**Task instructions**
Put each line of the records below into a Markdown table with the columns Row and Text. Number the rows and leave out any blank lines.

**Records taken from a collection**

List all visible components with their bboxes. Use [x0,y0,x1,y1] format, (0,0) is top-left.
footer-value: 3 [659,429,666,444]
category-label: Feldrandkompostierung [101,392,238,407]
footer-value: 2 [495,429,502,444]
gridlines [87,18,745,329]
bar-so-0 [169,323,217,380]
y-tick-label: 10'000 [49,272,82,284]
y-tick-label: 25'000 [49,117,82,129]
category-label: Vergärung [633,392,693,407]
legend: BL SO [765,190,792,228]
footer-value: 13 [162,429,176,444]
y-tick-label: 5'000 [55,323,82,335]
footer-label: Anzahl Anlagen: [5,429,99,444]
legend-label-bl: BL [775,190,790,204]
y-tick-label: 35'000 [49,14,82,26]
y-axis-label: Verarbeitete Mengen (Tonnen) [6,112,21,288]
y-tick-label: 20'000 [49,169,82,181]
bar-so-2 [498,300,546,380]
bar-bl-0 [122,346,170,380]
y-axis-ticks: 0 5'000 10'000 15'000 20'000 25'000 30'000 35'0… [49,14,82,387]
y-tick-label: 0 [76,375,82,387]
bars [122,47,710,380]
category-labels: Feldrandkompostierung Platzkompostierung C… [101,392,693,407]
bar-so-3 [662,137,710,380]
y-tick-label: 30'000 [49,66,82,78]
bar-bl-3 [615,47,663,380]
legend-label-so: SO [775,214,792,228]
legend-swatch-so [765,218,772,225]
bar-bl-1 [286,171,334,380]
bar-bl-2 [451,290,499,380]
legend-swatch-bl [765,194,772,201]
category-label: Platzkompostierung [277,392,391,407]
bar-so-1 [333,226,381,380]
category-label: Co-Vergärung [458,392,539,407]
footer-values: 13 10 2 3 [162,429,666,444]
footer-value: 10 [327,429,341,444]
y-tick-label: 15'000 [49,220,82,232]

**Reply to the task**
| Row | Text |
|---|---|
| 1 | List all visible components with their bboxes. Use [x0,y0,x1,y1] format, (0,0) is top-left. |
| 2 | footer-value: 3 [659,429,666,444] |
| 3 | category-label: Feldrandkompostierung [101,392,238,407] |
| 4 | footer-value: 2 [495,429,502,444] |
| 5 | gridlines [87,18,745,329] |
| 6 | bar-so-0 [169,323,217,380] |
| 7 | y-tick-label: 10'000 [49,272,82,284] |
| 8 | y-tick-label: 25'000 [49,117,82,129] |
| 9 | category-label: Vergärung [633,392,693,407] |
| 10 | legend: BL SO [765,190,792,228] |
| 11 | footer-value: 13 [162,429,176,444] |
| 12 | y-tick-label: 5'000 [55,323,82,335] |
| 13 | footer-label: Anzahl Anlagen: [5,429,99,444] |
| 14 | legend-label-bl: BL [775,190,790,204] |
| 15 | y-tick-label: 35'000 [49,14,82,26] |
| 16 | y-axis-label: Verarbeitete Mengen (Tonnen) [6,112,21,288] |
| 17 | y-tick-label: 20'000 [49,169,82,181] |
| 18 | bar-so-2 [498,300,546,380] |
| 19 | bar-bl-0 [122,346,170,380] |
| 20 | y-axis-ticks: 0 5'000 10'000 15'000 20'000 25'000 30'000 35'0… [49,14,82,387] |
| 21 | y-tick-label: 0 [76,375,82,387] |
| 22 | bars [122,47,710,380] |
| 23 | category-labels: Feldrandkompostierung Platzkompostierung C… [101,392,693,407] |
| 24 | bar-so-3 [662,137,710,380] |
| 25 | y-tick-label: 30'000 [49,66,82,78] |
| 26 | bar-bl-3 [615,47,663,380] |
| 27 | legend-label-so: SO [775,214,792,228] |
| 28 | legend-swatch-so [765,218,772,225] |
| 29 | bar-bl-1 [286,171,334,380] |
| 30 | bar-bl-2 [451,290,499,380] |
| 31 | legend-swatch-bl [765,194,772,201] |
| 32 | category-label: Platzkompostierung [277,392,391,407] |
| 33 | bar-so-1 [333,226,381,380] |
| 34 | category-label: Co-Vergärung [458,392,539,407] |
| 35 | footer-values: 13 10 2 3 [162,429,666,444] |
| 36 | footer-value: 10 [327,429,341,444] |
| 37 | y-tick-label: 15'000 [49,220,82,232] |